▶ [DATASET]

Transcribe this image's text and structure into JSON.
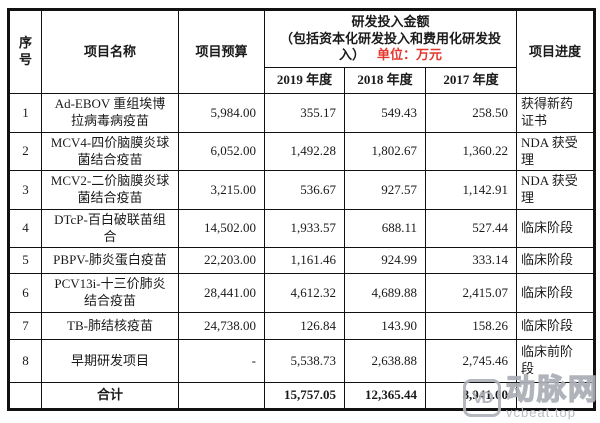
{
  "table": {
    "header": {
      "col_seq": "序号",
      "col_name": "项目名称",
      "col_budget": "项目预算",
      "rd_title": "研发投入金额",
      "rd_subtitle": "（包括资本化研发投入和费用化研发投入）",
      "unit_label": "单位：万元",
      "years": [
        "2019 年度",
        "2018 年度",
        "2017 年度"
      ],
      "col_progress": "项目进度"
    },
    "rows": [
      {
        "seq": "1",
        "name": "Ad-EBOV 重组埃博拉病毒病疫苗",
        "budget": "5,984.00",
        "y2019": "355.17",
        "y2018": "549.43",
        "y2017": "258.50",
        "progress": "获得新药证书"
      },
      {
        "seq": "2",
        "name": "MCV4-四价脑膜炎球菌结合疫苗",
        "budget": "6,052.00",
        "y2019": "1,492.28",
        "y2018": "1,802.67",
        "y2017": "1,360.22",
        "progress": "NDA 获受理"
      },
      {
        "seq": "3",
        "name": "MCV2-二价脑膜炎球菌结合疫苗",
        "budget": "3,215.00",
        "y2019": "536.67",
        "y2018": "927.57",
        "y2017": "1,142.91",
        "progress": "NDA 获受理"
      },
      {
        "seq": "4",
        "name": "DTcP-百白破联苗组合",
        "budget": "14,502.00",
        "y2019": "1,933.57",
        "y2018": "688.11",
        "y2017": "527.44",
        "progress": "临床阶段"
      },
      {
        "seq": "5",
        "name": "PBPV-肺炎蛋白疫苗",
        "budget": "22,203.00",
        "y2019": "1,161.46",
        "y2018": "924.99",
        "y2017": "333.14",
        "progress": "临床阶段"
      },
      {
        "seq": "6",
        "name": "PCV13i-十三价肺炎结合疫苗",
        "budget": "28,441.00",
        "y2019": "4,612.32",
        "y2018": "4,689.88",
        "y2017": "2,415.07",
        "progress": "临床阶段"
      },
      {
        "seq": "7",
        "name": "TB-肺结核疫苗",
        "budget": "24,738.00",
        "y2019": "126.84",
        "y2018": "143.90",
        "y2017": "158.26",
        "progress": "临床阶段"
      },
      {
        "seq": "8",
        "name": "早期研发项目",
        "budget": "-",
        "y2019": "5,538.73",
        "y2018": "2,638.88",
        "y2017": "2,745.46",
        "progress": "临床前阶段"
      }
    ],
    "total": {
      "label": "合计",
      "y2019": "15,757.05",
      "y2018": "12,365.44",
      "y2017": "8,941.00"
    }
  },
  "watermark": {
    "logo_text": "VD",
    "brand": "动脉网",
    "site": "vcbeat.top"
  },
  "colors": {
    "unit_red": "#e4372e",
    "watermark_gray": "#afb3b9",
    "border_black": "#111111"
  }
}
...
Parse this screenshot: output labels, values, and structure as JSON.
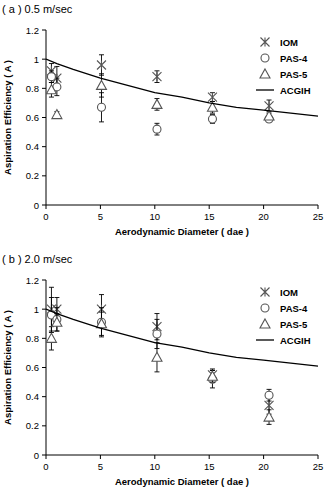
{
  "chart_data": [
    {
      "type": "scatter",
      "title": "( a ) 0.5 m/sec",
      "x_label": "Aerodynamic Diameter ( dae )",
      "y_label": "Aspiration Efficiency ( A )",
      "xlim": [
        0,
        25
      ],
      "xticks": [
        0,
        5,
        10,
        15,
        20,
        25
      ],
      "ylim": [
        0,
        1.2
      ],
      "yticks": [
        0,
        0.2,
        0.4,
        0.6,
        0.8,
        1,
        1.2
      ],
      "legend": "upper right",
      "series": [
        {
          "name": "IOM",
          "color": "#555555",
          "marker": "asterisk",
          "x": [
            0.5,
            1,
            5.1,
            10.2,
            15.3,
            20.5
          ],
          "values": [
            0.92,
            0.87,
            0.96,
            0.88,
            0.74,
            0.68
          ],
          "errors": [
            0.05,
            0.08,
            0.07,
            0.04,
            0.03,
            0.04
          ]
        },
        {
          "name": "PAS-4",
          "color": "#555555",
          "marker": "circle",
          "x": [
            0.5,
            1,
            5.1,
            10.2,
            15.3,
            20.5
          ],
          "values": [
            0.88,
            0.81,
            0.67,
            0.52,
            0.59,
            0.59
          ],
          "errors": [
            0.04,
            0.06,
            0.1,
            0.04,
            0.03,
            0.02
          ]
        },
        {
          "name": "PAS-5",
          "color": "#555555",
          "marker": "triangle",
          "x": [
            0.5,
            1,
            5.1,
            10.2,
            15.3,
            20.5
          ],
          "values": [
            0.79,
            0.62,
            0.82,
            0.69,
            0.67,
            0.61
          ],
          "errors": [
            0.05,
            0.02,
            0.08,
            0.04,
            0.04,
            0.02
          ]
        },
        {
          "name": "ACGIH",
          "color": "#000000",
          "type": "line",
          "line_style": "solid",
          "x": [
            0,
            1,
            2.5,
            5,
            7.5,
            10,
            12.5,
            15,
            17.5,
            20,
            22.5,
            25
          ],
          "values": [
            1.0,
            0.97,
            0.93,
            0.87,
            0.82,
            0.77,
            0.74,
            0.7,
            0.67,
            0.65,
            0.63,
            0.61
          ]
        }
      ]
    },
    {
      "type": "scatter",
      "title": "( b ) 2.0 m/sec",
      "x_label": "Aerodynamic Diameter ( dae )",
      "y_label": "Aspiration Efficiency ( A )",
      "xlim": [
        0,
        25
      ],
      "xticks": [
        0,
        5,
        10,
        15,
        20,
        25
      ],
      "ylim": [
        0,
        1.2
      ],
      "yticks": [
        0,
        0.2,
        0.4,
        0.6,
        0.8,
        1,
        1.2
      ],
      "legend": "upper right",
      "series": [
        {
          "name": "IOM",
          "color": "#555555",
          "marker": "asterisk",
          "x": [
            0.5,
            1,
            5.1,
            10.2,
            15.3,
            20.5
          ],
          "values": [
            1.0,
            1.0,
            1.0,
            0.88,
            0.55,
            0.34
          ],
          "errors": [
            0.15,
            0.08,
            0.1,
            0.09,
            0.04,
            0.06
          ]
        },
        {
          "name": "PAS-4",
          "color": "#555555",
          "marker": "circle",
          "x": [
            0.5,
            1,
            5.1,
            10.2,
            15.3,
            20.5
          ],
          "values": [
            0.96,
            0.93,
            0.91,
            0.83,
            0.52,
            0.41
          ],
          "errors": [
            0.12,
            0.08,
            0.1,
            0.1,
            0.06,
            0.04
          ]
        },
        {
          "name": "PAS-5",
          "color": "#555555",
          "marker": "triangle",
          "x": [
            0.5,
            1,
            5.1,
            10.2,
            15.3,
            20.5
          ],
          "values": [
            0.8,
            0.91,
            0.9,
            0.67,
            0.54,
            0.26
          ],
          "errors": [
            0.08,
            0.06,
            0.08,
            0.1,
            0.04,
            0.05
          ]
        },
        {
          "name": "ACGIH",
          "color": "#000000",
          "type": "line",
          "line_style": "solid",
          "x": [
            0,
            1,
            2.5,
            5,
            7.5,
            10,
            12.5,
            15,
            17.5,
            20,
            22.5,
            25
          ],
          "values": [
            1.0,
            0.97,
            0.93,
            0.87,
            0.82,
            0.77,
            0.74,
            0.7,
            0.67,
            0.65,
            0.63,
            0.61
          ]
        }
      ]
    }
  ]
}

▶ [WORK TO DO]
Examine the entries and report how many of their lines contain the string "structure", giving no more than the number.

▶ [EXERCISE OUTPUT]
2